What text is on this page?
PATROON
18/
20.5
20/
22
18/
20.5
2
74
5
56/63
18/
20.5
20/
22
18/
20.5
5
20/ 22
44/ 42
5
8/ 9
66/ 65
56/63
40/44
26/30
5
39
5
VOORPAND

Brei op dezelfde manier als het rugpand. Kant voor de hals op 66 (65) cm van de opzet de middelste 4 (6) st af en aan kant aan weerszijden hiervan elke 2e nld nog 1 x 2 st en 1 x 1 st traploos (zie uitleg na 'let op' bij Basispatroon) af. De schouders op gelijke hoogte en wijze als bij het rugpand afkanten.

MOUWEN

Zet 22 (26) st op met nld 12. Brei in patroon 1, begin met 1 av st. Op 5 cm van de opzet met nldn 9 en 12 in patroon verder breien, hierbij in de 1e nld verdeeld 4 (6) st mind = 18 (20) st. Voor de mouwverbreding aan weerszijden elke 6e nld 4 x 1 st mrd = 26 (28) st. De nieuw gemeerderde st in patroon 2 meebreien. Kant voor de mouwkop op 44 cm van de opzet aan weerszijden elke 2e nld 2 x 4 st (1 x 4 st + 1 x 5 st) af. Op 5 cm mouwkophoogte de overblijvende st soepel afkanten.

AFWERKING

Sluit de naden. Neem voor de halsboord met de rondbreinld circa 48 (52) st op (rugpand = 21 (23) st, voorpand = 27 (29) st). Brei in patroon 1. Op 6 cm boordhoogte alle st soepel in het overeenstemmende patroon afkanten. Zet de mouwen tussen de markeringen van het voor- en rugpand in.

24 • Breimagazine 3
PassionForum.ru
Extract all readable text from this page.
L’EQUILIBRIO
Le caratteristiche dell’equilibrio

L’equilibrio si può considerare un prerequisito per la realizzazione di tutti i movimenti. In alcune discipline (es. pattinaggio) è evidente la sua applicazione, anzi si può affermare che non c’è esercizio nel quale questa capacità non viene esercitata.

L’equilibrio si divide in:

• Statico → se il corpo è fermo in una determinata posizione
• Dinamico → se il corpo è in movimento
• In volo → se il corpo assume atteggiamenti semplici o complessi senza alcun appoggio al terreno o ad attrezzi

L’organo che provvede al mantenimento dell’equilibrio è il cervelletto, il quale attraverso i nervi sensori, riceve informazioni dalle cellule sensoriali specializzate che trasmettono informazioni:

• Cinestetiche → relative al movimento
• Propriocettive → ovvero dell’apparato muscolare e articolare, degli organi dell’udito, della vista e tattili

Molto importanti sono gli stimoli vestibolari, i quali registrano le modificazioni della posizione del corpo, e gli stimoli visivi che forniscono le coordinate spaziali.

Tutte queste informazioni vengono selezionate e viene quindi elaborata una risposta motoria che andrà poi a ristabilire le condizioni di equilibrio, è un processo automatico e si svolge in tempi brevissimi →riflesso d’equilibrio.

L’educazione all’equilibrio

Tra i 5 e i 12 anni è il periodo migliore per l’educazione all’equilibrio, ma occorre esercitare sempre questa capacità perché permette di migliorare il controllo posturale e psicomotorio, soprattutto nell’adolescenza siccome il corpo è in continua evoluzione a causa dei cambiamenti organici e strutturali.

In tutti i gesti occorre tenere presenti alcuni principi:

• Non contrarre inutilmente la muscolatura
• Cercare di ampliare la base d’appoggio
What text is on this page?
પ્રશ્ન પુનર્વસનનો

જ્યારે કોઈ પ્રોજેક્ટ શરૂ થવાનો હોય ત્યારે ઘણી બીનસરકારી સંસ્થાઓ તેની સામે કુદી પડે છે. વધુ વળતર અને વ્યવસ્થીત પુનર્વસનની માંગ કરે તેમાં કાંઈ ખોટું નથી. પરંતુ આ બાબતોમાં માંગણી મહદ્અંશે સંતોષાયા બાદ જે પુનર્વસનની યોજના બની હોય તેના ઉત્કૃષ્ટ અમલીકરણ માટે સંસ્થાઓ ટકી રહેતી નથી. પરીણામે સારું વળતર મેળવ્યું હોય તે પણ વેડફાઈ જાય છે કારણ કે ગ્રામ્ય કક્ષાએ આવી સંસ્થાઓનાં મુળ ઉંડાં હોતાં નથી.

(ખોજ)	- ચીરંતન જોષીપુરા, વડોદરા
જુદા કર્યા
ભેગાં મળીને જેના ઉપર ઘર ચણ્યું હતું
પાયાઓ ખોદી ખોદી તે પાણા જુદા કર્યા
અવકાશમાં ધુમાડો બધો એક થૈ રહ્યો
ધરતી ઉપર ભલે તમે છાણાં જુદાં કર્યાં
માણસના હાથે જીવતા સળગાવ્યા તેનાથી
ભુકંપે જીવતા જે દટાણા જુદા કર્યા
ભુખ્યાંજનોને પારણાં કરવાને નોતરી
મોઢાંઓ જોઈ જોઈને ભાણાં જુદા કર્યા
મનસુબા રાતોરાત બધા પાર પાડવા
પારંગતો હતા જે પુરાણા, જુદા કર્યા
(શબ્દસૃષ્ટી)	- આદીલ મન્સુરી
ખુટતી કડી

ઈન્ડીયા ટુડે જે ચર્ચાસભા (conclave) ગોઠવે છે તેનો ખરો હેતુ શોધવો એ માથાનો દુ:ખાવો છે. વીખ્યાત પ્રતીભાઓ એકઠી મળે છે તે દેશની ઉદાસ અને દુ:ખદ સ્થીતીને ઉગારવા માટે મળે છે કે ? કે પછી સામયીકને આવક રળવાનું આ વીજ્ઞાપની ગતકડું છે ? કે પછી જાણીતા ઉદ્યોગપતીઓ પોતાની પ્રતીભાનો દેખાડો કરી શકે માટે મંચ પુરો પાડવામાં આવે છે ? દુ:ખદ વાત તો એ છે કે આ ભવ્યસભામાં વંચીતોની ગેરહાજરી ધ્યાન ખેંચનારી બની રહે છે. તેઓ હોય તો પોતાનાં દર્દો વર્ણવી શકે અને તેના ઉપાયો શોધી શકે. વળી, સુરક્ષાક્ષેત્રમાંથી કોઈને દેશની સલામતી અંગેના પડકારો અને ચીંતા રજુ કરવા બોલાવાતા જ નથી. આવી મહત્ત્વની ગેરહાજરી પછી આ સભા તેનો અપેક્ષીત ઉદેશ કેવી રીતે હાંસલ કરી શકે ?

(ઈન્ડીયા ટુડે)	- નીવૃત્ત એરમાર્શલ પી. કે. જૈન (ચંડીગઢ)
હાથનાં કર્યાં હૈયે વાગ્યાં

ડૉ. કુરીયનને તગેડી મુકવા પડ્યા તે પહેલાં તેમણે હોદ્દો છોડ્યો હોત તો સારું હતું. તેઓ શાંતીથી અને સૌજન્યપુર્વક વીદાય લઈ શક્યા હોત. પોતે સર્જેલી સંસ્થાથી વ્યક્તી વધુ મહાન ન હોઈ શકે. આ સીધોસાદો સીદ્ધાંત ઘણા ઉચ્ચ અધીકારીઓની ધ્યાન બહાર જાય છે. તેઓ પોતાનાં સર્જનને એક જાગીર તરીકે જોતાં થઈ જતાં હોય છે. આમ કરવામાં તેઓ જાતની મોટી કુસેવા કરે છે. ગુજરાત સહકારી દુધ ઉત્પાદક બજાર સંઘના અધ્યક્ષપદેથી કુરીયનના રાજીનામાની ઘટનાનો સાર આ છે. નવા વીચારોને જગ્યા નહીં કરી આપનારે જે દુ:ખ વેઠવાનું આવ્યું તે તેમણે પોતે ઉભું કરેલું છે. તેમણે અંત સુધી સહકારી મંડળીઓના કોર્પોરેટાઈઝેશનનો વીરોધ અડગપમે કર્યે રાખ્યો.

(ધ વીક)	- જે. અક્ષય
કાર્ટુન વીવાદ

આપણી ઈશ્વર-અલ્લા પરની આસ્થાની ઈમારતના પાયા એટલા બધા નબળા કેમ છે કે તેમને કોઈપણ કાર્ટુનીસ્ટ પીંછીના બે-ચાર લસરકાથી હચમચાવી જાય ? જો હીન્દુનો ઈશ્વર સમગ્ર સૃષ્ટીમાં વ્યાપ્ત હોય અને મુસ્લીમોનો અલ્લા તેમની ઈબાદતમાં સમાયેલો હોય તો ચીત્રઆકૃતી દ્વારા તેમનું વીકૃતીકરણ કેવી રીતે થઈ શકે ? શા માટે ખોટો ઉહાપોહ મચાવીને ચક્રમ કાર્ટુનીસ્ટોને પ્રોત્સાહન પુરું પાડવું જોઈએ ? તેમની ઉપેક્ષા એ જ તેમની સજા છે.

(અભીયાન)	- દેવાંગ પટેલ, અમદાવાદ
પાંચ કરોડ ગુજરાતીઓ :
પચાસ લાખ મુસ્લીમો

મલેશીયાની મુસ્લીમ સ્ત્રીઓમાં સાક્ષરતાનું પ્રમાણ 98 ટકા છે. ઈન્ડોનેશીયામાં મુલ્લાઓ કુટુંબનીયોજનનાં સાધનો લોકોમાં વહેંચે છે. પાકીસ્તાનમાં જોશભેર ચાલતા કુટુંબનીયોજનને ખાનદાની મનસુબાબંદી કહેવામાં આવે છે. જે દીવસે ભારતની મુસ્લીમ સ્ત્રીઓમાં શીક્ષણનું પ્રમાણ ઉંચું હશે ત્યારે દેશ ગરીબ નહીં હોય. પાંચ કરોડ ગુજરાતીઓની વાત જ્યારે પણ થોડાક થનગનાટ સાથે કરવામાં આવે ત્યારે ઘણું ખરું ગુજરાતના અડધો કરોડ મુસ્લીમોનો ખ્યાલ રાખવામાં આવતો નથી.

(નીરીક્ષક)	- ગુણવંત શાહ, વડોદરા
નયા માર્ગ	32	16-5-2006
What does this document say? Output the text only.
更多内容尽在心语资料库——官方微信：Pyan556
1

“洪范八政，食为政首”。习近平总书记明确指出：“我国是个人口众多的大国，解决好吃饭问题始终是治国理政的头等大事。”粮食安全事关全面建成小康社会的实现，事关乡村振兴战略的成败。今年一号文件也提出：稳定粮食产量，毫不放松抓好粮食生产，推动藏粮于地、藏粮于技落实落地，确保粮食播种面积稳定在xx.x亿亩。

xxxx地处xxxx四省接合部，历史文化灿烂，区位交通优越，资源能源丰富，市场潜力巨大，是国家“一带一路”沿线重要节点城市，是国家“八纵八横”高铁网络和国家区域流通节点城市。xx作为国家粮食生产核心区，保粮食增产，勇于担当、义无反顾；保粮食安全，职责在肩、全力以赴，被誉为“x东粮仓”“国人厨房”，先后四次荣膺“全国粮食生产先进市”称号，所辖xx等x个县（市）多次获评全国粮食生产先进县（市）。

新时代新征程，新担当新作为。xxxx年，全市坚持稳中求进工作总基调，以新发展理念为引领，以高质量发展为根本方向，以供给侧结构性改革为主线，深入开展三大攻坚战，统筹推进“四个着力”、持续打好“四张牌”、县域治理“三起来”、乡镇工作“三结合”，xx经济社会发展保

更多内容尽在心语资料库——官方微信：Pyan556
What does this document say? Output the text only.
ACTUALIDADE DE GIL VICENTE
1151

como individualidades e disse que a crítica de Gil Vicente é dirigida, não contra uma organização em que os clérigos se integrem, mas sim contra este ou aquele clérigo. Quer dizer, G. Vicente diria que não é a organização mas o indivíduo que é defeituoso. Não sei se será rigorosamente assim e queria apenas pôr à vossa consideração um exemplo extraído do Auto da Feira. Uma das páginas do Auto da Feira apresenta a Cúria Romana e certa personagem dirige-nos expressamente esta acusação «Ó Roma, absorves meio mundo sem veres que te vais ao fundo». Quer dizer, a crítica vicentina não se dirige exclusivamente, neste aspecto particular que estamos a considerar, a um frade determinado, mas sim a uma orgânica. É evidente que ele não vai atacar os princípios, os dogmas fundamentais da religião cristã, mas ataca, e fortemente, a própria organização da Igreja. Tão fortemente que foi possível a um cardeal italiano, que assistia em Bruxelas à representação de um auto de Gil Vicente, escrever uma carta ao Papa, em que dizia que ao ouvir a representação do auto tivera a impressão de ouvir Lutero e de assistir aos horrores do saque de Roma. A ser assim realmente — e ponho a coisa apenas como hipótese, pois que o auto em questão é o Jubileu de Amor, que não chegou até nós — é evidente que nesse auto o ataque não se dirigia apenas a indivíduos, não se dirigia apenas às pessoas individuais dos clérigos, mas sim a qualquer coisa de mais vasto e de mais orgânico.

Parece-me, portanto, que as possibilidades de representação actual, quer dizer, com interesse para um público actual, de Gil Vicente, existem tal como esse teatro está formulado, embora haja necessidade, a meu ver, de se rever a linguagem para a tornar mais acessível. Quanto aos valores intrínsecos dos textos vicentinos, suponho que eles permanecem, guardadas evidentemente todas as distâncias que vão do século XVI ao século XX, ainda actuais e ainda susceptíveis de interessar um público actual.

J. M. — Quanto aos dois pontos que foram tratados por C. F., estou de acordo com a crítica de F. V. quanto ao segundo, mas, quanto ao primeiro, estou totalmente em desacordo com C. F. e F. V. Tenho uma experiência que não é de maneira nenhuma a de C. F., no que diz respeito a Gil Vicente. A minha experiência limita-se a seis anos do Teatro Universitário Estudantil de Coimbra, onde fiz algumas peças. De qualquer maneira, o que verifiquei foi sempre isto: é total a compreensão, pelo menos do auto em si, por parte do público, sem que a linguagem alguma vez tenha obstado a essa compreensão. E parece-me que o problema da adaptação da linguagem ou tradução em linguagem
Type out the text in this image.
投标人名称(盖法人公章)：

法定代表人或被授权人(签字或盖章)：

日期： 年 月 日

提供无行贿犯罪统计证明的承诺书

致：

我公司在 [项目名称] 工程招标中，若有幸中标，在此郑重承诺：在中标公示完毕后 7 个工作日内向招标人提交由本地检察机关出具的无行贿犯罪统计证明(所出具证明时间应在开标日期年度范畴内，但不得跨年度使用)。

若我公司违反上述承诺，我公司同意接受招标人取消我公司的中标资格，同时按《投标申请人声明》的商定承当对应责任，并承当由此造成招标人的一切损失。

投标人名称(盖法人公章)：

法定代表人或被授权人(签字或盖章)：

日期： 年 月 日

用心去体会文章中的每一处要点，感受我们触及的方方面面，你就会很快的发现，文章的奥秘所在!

★ ★ ★ ★

■ Work to be completed ■
Pull every line containing the word "della" out of the material.

■ Response to this exercise ■
• Propriocettive → ovvero dell’apparato muscolare e articolare, degli organi dell’udito, della vista e tattili
Molto importanti sono gli stimoli vestibolari, i quali registrano le modificazioni della posizione del corpo, e gli stimoli visivi che forniscono le coordinate spaziali.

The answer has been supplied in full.